Please report how many lines below contain "Comorbidities", writing nothing except the number.
*** DATA RECORDS ***
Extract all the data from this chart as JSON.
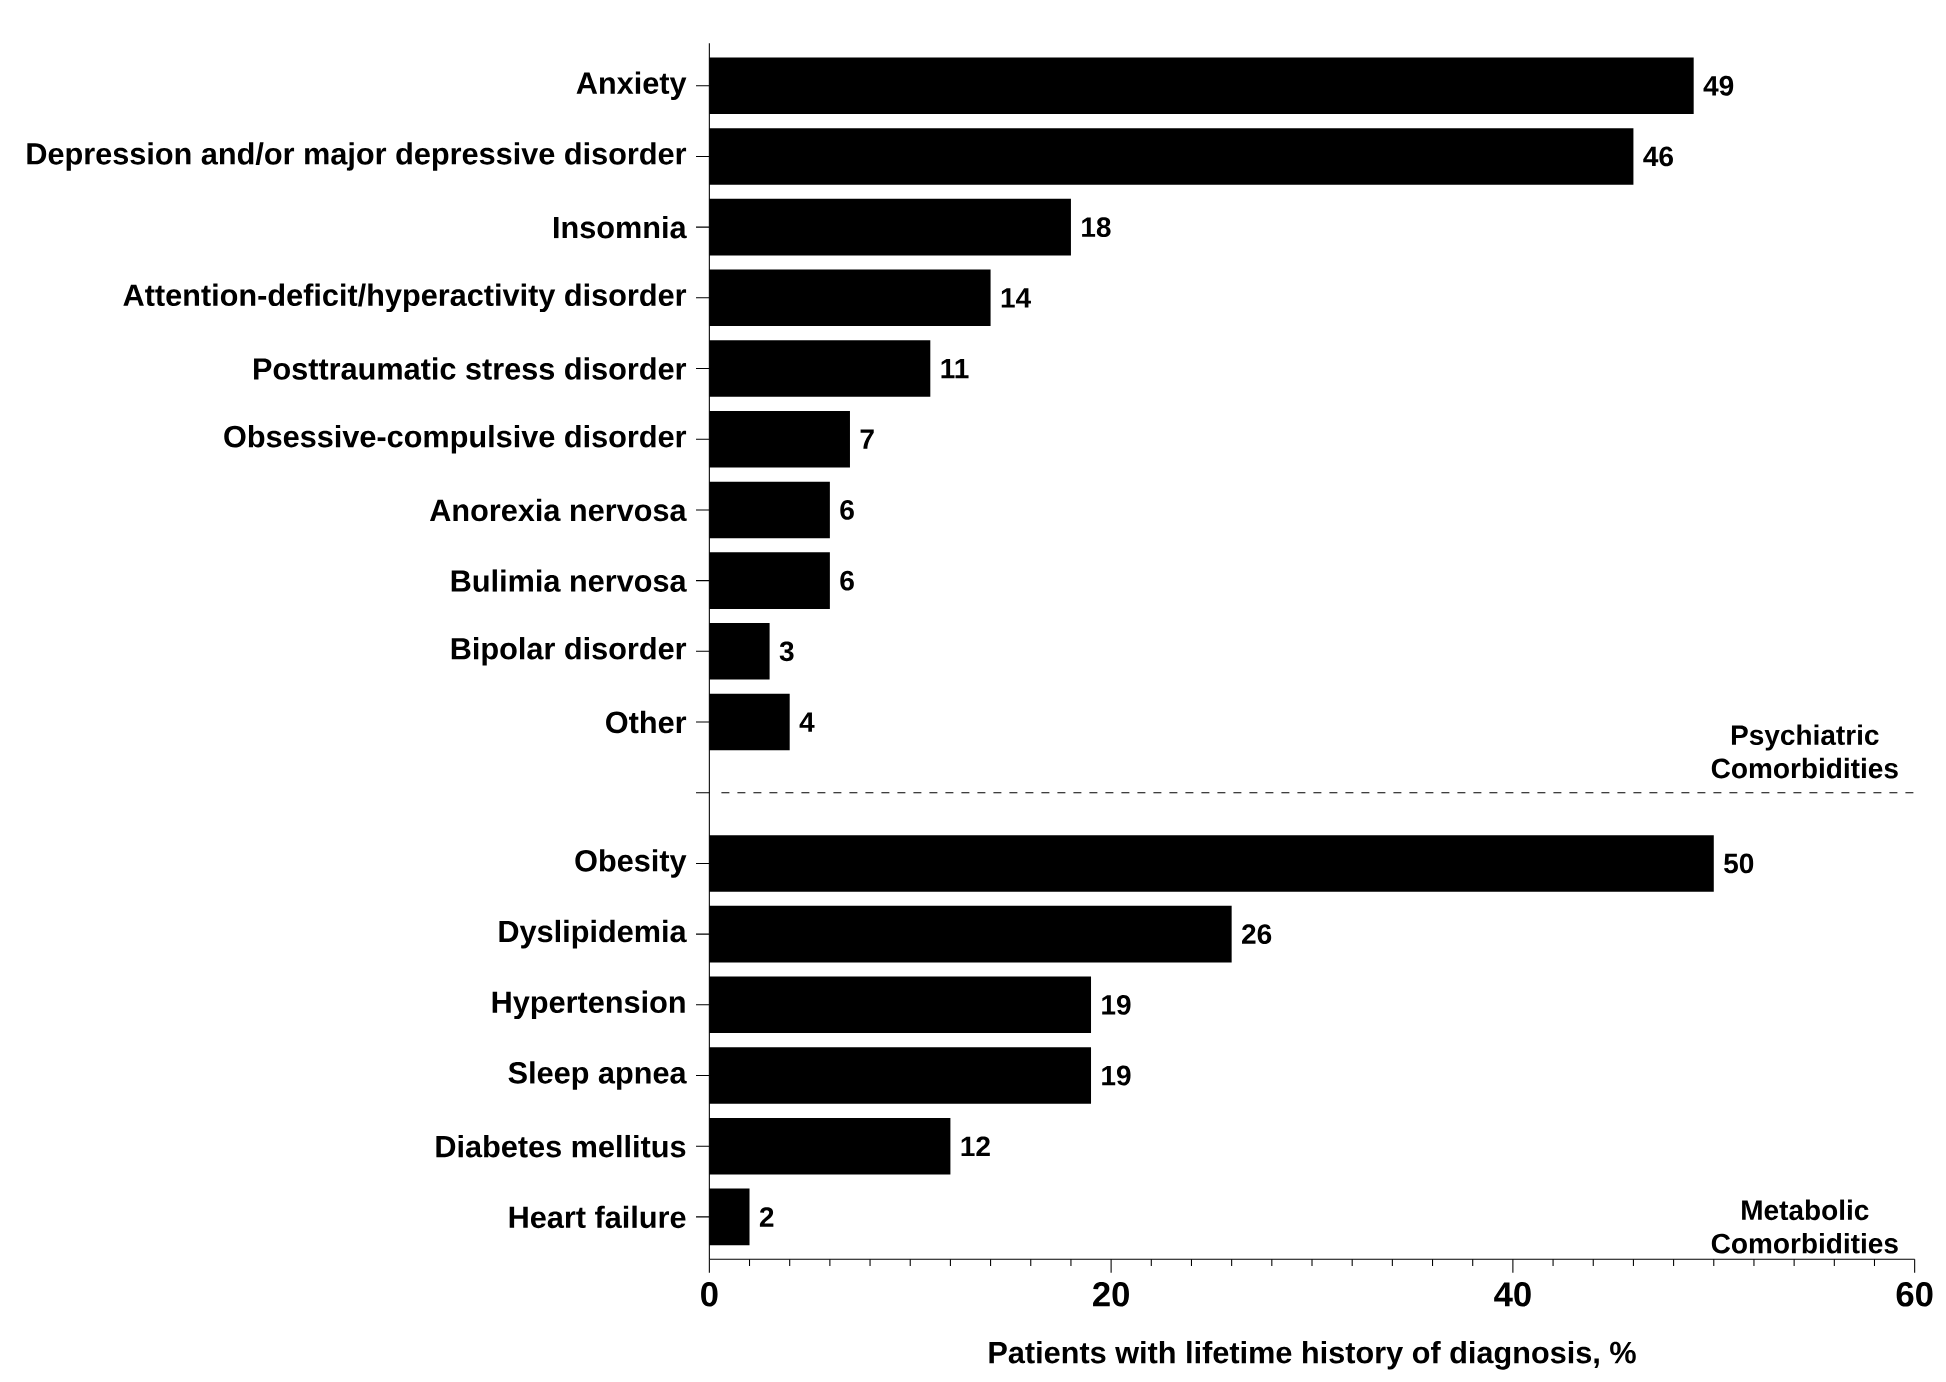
{
  "chart_data": {
    "type": "bar",
    "orientation": "horizontal",
    "xlabel": "Patients with lifetime history of diagnosis, %",
    "categories": [
      "Anxiety",
      "Depression and/or major depressive disorder",
      "Insomnia",
      "Attention-deficit/hyperactivity disorder",
      "Posttraumatic stress disorder",
      "Obsessive-compulsive disorder",
      "Anorexia nervosa",
      "Bulimia nervosa",
      "Bipolar disorder",
      "Other",
      null,
      "Obesity",
      "Dyslipidemia",
      "Hypertension",
      "Sleep apnea",
      "Diabetes mellitus",
      "Heart failure"
    ],
    "values": [
      49,
      46,
      18,
      14,
      11,
      7,
      6,
      6,
      3,
      4,
      null,
      50,
      26,
      19,
      19,
      12,
      2
    ],
    "color": "#000000",
    "data_labels": true,
    "xlim": [
      0,
      60
    ],
    "xticks": [
      0,
      20,
      40,
      60
    ],
    "annotations": [
      "Psychiatric Comorbidities",
      "Metabolic Comorbidities"
    ]
  }
}
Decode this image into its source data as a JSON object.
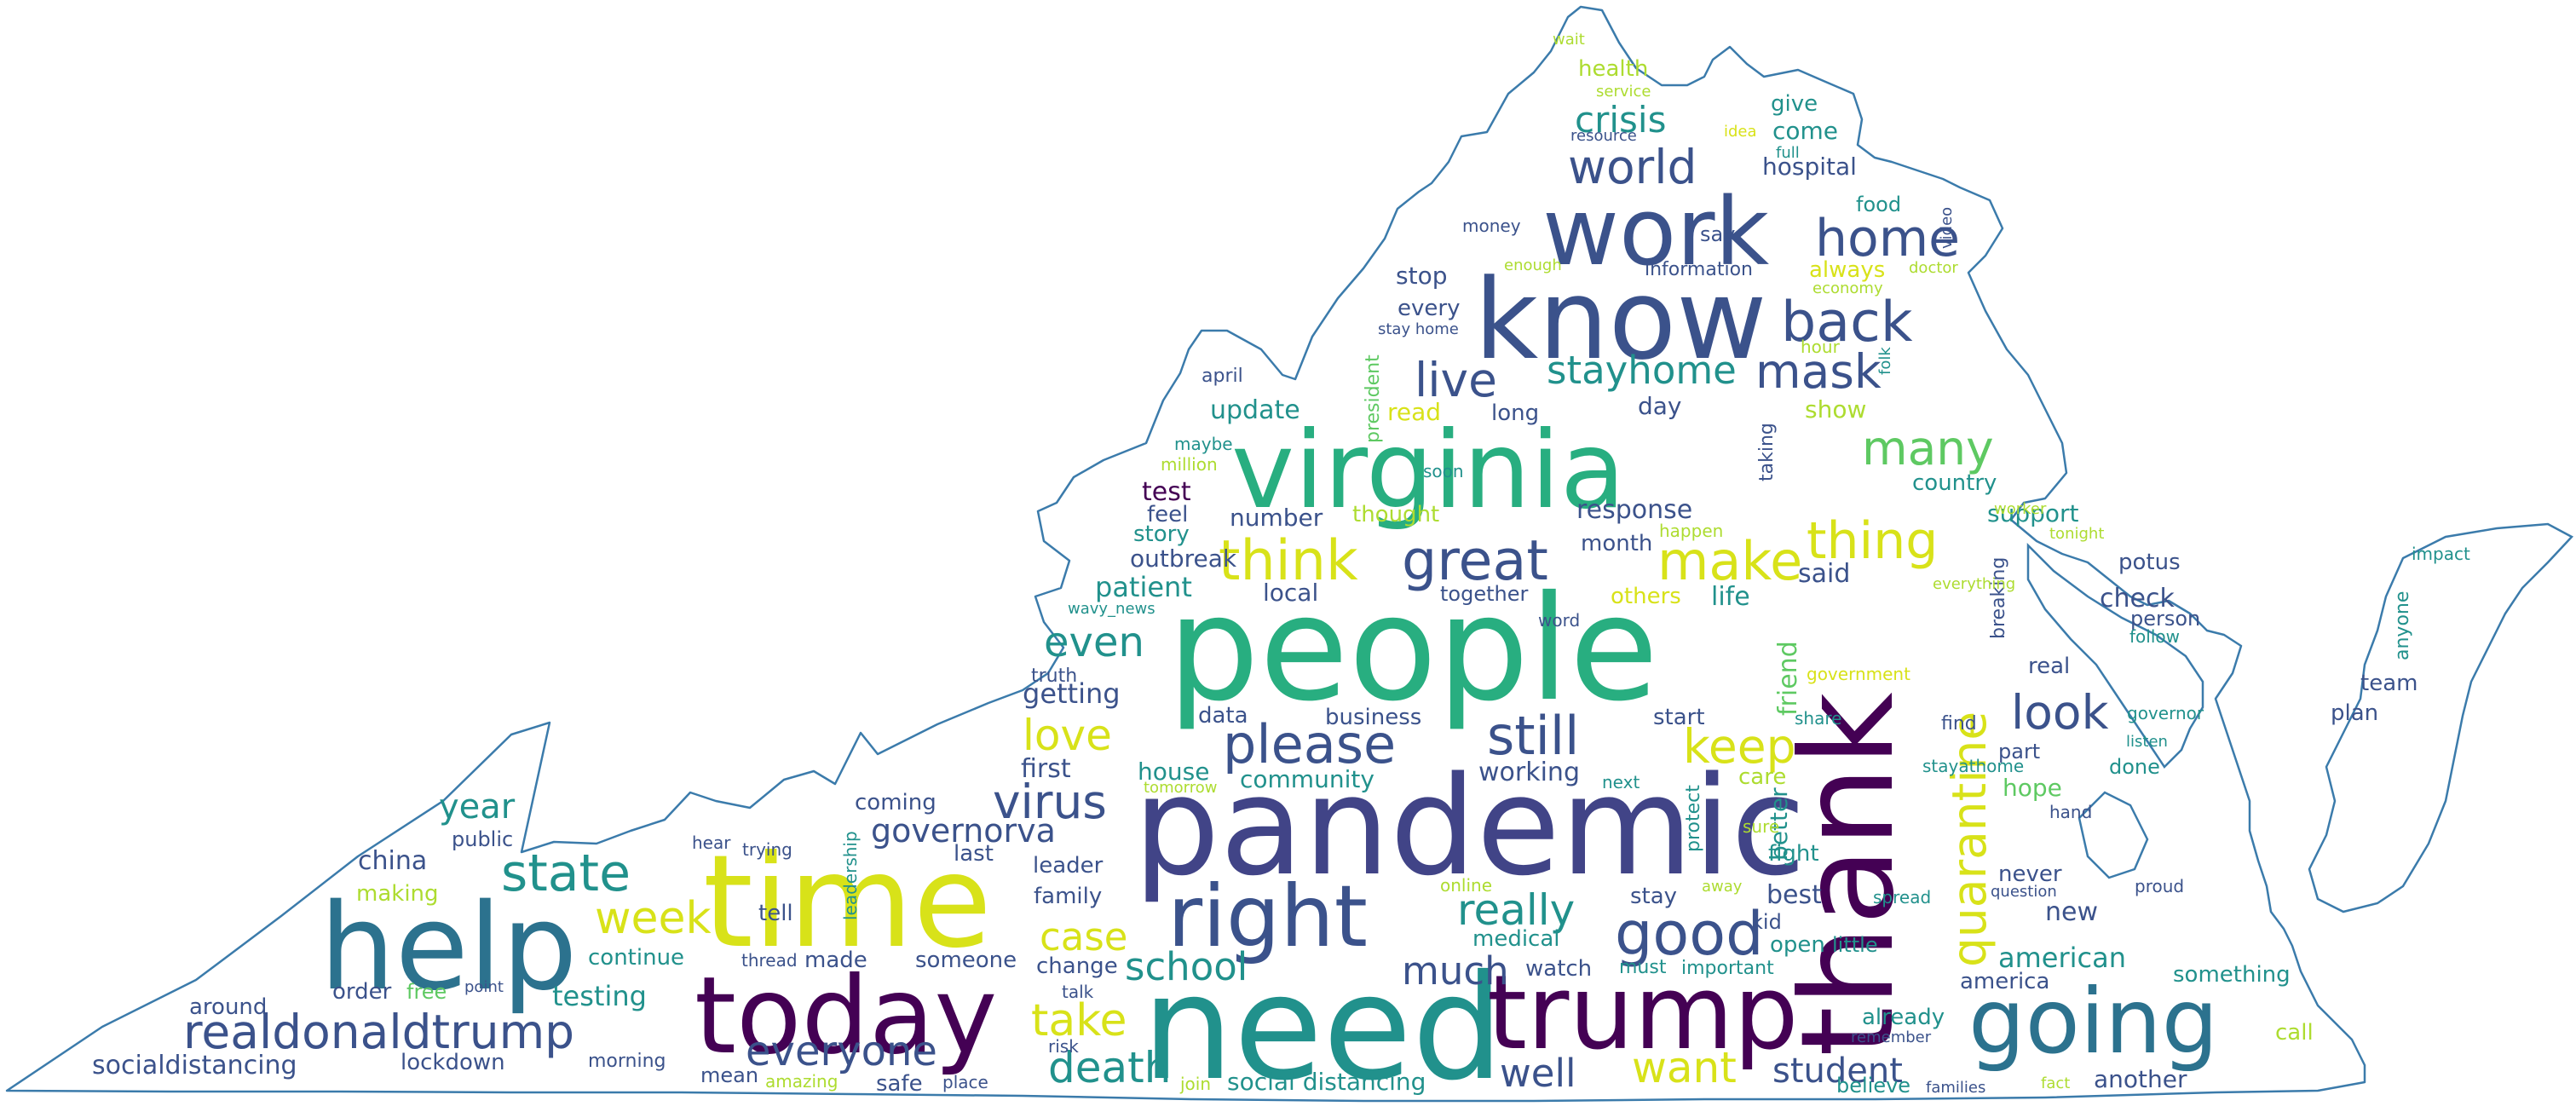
*** End of DATA RECORDS ***
**RESPONSE AREA**
2